WRITTEN REQUEST -> Pictures in the records should not be copied, but every other part must be repeated exactly.

RECORD LIST ->
▼

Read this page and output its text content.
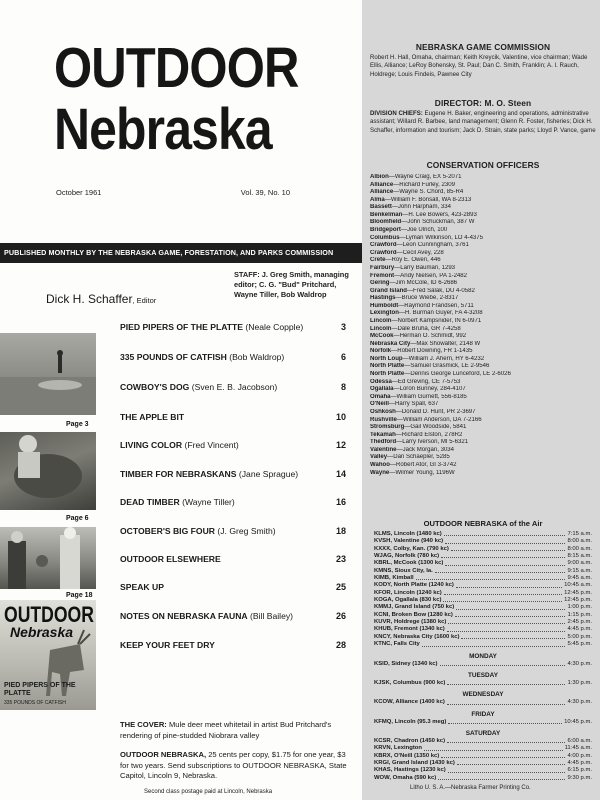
OUTDOOR
Nebraska
October 1961	Vol. 39, No. 10
PUBLISHED MONTHLY BY THE NEBRASKA GAME, FORESTATION, AND PARKS COMMISSION
STAFF: J. Greg Smith, managing editor; C. G. "Bud" Pritchard, Wayne Tiller, Bob Waldrop
Dick H. Schaffer, Editor
Page 3
Page 6
Page 18
OUTDOOR
Nebraska
PIED PIPERS OF THE PLATTE
335 POUNDS OF CATFISH
PIED PIPERS OF THE PLATTE (Neale Copple)	3
335 POUNDS OF CATFISH (Bob Waldrop)	6
COWBOY'S DOG (Sven E. B. Jacobson)	8
THE APPLE BIT	10
LIVING COLOR (Fred Vincent)	12
TIMBER FOR NEBRASKANS (Jane Sprague)	14
DEAD TIMBER (Wayne Tiller)	16
OCTOBER'S BIG FOUR (J. Greg Smith)	18
OUTDOOR ELSEWHERE	23
SPEAK UP	25
NOTES ON NEBRASKA FAUNA (Bill Bailey)	26
KEEP YOUR FEET DRY	28
THE COVER: Mule deer meet whitetail in artist Bud Pritchard's rendering of pine-studded Niobrara valley
OUTDOOR NEBRASKA, 25 cents per copy, $1.75 for one year, $3 for two years. Send subscriptions to OUTDOOR NEBRASKA, State Capitol, Lincoln 9, Nebraska.
Second class postage paid at Lincoln, Nebraska
NEBRASKA GAME COMMISSION
Robert H. Hall, Omaha, chairman; Keith Kreycik, Valentine, vice chairman; Wade Ellis, Alliance; LeRoy Bohensky, St. Paul; Dan C. Smith, Franklin; A. I. Rauch, Holdrege; Louis Findeis, Pawnee City
DIRECTOR: M. O. Steen
DIVISION CHIEFS: Eugene H. Baker, engineering and operations, administrative assistant; Willard R. Barbee, land management; Glenn R. Foster, fisheries; Dick H. Schaffer, information and tourism; Jack D. Strain, state parks; Lloyd P. Vance, game
CONSERVATION OFFICERS
Albion—Wayne Craig, EX 5-2071
Alliance—Richard Furley, 2309
Alliance—Wayne S. Chord, 85-R4
Alma—William F. Bonsall, WA 8-2313
Bassett—John Harpham, 334
Benkelman—H. Lee Bowers, 423-2893
Bloomfield—John Schuckman, 387 W
Bridgeport—Joe Ulrich, 100
Columbus—Lyman Wilkinson, LO 4-4375
Crawford—Leon Cunningham, 3761
Crawford—Cecil Avey, 228
Crete—Roy E. Owen, 446
Fairbury—Larry Bauman, 1293
Fremont—Andy Nielsen, PA 1-2482
Gering—Jim McCole, ID 6-2686
Grand Island—Fred Salak, DU 4-0582
Hastings—Bruce Wiebe, 2-8317
Humboldt—Raymond Frandsen, 5711
Lexington—H. Burman Guyer, FA 4-3208
Lincoln—Norbert Kampsnider, IN 6-0971
Lincoln—Dale Bruha, GR 7-4258
McCook—Herman O. Schmidt, 992
Nebraska City—Max Showalter, 2148 W
Norfolk—Robert Downing, FR 1-1435
North Loup—William J. Ahern, HY 6-4232
North Platte—Samuel Grasmick, LE 2-9546
North Platte—Dennis George Lunceford, LE 2-6026
Odessa—Ed Greving, CE 7-5753
Ogallala—Loron Bunney, 284-4107
Omaha—William Gurnett, 556-8185
O'Neill—Harry Spall, 637
Oshkosh—Donald D. Hunt, PR 2-3697
Rushville—William Anderson, DA 7-2166
Stromsburg—Gail Woodside, 5841
Tekamah—Richard Elston, 278R2
Thedford—Larry Iverson, MI 5-6321
Valentine—Jack Morgan, 3034
Valley—Dan Schaepler, 5285
Wahoo—Robert Ator, GI 3-3742
Wayne—Wilmer Young, 1196W
OUTDOOR NEBRASKA of the Air
KLMS, Lincoln (1480 kc)	7:15 a.m.
KVSH, Valentine (940 kc)	8:00 a.m.
KXXX, Colby, Kan. (790 kc)	8:00 a.m.
WJAG, Norfolk (780 kc)	8:15 a.m.
KBRL, McCook (1300 kc)	9:00 a.m.
KMNS, Sioux City, Ia.	9:15 a.m.
KIMB, Kimball	9:45 a.m.
KODY, North Platte (1240 kc)	10:45 a.m.
KFOR, Lincoln (1240 kc)	12:45 p.m.
KOGA, Ogallala (830 kc)	12:45 p.m.
KMMJ, Grand Island (750 kc)	1:00 p.m.
KCNI, Broken Bow (1280 kc)	1:15 p.m.
KUVR, Holdrege (1380 kc)	2:45 p.m.
KHUB, Fremont (1340 kc)	4:45 p.m.
KNCY, Nebraska City (1600 kc)	5:00 p.m.
KTNC, Falls City	5:45 p.m.
MONDAY
KSID, Sidney (1340 kc)	4:30 p.m.
TUESDAY
KJSK, Columbus (900 kc)	1:30 p.m.
WEDNESDAY
KCOW, Alliance (1400 kc)	4:30 p.m.
FRIDAY
KFMQ, Lincoln (95.3 meg)	10:45 p.m.
SATURDAY
KCSR, Chadron (1450 kc)	6:00 a.m.
KRVN, Lexington	11:45 a.m.
KBRX, O'Neill (1350 kc)	4:00 p.m.
KRGI, Grand Island (1430 kc)	4:45 p.m.
KHAS, Hastings (1230 kc)	6:15 p.m.
WOW, Omaha (590 kc)	9:30 p.m.
Litho U. S. A.—Nebraska Farmer Printing Co.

▲

EXERCISE RESULT ->
Read this page and output its text content.
OUTDOOR
Nebraska
October 1961	Vol. 39, No. 10
PUBLISHED MONTHLY BY THE NEBRASKA GAME, FORESTATION, AND PARKS COMMISSION
STAFF: J. Greg Smith, managing editor; C. G. "Bud" Pritchard, Wayne Tiller, Bob Waldrop
Dick H. Schaffer, Editor
Page 3
Page 6
Page 18
OUTDOOR
Nebraska
PIED PIPERS OF THE PLATTE
335 POUNDS OF CATFISH
PIED PIPERS OF THE PLATTE (Neale Copple)	3
335 POUNDS OF CATFISH (Bob Waldrop)	6
COWBOY'S DOG (Sven E. B. Jacobson)	8
THE APPLE BIT	10
LIVING COLOR (Fred Vincent)	12
TIMBER FOR NEBRASKANS (Jane Sprague)	14
DEAD TIMBER (Wayne Tiller)	16
OCTOBER'S BIG FOUR (J. Greg Smith)	18
OUTDOOR ELSEWHERE	23
SPEAK UP	25
NOTES ON NEBRASKA FAUNA (Bill Bailey)	26
KEEP YOUR FEET DRY	28
THE COVER: Mule deer meet whitetail in artist Bud Pritchard's rendering of pine-studded Niobrara valley
OUTDOOR NEBRASKA, 25 cents per copy, $1.75 for one year, $3 for two years. Send subscriptions to OUTDOOR NEBRASKA, State Capitol, Lincoln 9, Nebraska.
Second class postage paid at Lincoln, Nebraska
NEBRASKA GAME COMMISSION
Robert H. Hall, Omaha, chairman; Keith Kreycik, Valentine, vice chairman; Wade Ellis, Alliance; LeRoy Bohensky, St. Paul; Dan C. Smith, Franklin; A. I. Rauch, Holdrege; Louis Findeis, Pawnee City
DIRECTOR: M. O. Steen
DIVISION CHIEFS: Eugene H. Baker, engineering and operations, administrative assistant; Willard R. Barbee, land management; Glenn R. Foster, fisheries; Dick H. Schaffer, information and tourism; Jack D. Strain, state parks; Lloyd P. Vance, game
CONSERVATION OFFICERS
Albion—Wayne Craig, EX 5-2071
Alliance—Richard Furley, 2309
Alliance—Wayne S. Chord, 85-R4
Alma—William F. Bonsall, WA 8-2313
Bassett—John Harpham, 334
Benkelman—H. Lee Bowers, 423-2893
Bloomfield—John Schuckman, 387 W
Bridgeport—Joe Ulrich, 100
Columbus—Lyman Wilkinson, LO 4-4375
Crawford—Leon Cunningham, 3761
Crawford—Cecil Avey, 228
Crete—Roy E. Owen, 446
Fairbury—Larry Bauman, 1293
Fremont—Andy Nielsen, PA 1-2482
Gering—Jim McCole, ID 6-2686
Grand Island—Fred Salak, DU 4-0582
Hastings—Bruce Wiebe, 2-8317
Humboldt—Raymond Frandsen, 5711
Lexington—H. Burman Guyer, FA 4-3208
Lincoln—Norbert Kampsnider, IN 6-0971
Lincoln—Dale Bruha, GR 7-4258
McCook—Herman O. Schmidt, 992
Nebraska City—Max Showalter, 2148 W
Norfolk—Robert Downing, FR 1-1435
North Loup—William J. Ahern, HY 6-4232
North Platte—Samuel Grasmick, LE 2-9546
North Platte—Dennis George Lunceford, LE 2-6026
Odessa—Ed Greving, CE 7-5753
Ogallala—Loron Bunney, 284-4107
Omaha—William Gurnett, 556-8185
O'Neill—Harry Spall, 637
Oshkosh—Donald D. Hunt, PR 2-3697
Rushville—William Anderson, DA 7-2166
Stromsburg—Gail Woodside, 5841
Tekamah—Richard Elston, 278R2
Thedford—Larry Iverson, MI 5-6321
Valentine—Jack Morgan, 3034
Valley—Dan Schaepler, 5285
Wahoo—Robert Ator, GI 3-3742
Wayne—Wilmer Young, 1196W
OUTDOOR NEBRASKA of the Air
KLMS, Lincoln (1480 kc)	7:15 a.m.
KVSH, Valentine (940 kc)	8:00 a.m.
KXXX, Colby, Kan. (790 kc)	8:00 a.m.
WJAG, Norfolk (780 kc)	8:15 a.m.
KBRL, McCook (1300 kc)	9:00 a.m.
KMNS, Sioux City, Ia.	9:15 a.m.
KIMB, Kimball	9:45 a.m.
KODY, North Platte (1240 kc)	10:45 a.m.
KFOR, Lincoln (1240 kc)	12:45 p.m.
KOGA, Ogallala (830 kc)	12:45 p.m.
KMMJ, Grand Island (750 kc)	1:00 p.m.
KCNI, Broken Bow (1280 kc)	1:15 p.m.
KUVR, Holdrege (1380 kc)	2:45 p.m.
KHUB, Fremont (1340 kc)	4:45 p.m.
KNCY, Nebraska City (1600 kc)	5:00 p.m.
KTNC, Falls City	5:45 p.m.
MONDAY
KSID, Sidney (1340 kc)	4:30 p.m.
TUESDAY
KJSK, Columbus (900 kc)	1:30 p.m.
WEDNESDAY
KCOW, Alliance (1400 kc)	4:30 p.m.
FRIDAY
KFMQ, Lincoln (95.3 meg)	10:45 p.m.
SATURDAY
KCSR, Chadron (1450 kc)	6:00 a.m.
KRVN, Lexington	11:45 a.m.
KBRX, O'Neill (1350 kc)	4:00 p.m.
KRGI, Grand Island (1430 kc)	4:45 p.m.
KHAS, Hastings (1230 kc)	6:15 p.m.
WOW, Omaha (590 kc)	9:30 p.m.
Litho U. S. A.—Nebraska Farmer Printing Co.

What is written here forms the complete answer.